Task objective: Below is a block of records. Copy every line in it that contains the word "hours".
== Data shown ==
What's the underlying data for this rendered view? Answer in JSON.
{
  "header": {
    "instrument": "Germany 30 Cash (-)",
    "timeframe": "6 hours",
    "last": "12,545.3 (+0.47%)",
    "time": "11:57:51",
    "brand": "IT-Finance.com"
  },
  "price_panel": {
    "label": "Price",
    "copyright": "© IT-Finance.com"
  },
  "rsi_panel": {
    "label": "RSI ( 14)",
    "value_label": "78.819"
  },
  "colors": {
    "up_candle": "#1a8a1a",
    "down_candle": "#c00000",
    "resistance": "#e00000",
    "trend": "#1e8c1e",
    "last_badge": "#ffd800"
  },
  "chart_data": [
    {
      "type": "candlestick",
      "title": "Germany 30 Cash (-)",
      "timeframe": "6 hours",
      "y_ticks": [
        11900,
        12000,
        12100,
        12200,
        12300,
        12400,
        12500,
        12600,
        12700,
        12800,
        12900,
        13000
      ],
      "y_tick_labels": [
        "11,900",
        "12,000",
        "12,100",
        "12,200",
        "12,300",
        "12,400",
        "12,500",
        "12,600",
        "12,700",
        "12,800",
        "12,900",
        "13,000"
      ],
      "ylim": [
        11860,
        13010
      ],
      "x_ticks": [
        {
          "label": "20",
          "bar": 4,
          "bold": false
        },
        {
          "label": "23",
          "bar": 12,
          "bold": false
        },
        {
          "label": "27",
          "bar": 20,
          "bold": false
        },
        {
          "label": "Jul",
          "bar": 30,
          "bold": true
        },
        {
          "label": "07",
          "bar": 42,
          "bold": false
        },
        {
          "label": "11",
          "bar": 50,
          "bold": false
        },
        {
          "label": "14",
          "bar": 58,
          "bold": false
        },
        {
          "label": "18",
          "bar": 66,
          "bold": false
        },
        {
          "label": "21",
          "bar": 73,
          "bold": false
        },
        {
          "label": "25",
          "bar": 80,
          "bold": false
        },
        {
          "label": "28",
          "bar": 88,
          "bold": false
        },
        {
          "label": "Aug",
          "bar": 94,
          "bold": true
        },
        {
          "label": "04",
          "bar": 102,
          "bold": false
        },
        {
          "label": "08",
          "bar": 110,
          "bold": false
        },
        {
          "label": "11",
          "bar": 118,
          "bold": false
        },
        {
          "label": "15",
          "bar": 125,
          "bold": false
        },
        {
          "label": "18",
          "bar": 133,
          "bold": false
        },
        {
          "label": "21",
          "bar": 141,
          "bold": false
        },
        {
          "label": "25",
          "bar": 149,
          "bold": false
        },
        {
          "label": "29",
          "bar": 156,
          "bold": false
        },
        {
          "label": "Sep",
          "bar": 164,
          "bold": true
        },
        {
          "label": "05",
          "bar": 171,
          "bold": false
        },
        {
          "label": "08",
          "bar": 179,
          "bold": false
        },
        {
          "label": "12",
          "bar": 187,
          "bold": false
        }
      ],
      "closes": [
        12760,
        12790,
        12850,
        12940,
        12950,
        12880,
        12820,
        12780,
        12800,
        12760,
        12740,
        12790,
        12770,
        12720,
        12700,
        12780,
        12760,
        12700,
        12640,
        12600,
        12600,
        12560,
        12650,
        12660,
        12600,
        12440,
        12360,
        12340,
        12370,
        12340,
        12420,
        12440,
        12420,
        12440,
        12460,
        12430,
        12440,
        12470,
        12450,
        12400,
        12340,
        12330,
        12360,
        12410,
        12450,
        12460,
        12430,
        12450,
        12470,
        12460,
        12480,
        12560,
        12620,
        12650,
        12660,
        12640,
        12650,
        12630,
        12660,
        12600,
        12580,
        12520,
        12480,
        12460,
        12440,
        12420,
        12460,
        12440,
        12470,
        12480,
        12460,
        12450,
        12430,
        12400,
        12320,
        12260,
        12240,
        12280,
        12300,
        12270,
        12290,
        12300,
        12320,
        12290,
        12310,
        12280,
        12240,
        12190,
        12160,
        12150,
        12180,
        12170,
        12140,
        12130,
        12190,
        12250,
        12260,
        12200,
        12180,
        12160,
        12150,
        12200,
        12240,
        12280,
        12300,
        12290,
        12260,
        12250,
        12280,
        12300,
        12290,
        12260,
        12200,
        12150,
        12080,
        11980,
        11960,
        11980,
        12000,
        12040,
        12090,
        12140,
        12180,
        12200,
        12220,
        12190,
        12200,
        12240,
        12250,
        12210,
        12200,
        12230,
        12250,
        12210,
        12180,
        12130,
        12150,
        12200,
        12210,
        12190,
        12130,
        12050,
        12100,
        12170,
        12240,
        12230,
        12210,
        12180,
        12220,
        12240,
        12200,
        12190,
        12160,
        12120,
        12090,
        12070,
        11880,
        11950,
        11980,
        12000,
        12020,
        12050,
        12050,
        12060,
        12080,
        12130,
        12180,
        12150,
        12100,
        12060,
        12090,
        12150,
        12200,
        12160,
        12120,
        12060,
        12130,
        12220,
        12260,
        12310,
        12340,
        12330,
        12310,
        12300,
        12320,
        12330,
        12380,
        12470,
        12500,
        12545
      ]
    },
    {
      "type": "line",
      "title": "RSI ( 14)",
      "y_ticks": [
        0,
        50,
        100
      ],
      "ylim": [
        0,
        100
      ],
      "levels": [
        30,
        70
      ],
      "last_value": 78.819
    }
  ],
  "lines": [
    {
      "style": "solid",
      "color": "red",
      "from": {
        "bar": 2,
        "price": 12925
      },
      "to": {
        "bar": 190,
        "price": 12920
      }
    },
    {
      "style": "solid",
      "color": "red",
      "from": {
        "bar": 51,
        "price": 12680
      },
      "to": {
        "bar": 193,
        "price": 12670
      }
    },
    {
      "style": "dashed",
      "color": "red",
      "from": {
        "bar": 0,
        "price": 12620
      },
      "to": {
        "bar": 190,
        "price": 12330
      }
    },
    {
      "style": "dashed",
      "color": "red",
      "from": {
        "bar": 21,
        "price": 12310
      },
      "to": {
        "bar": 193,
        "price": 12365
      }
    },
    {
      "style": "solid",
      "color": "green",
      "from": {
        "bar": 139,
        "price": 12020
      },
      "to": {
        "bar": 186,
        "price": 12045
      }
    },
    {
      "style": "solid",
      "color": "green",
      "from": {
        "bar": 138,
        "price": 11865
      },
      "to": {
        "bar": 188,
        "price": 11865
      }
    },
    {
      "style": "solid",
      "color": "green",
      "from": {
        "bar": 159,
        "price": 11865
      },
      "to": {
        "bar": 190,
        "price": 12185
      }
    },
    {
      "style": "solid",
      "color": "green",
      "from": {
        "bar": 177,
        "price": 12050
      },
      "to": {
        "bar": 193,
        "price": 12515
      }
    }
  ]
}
===
Response to the exercise:
    "timeframe": "6 hours",
      "timeframe": "6 hours",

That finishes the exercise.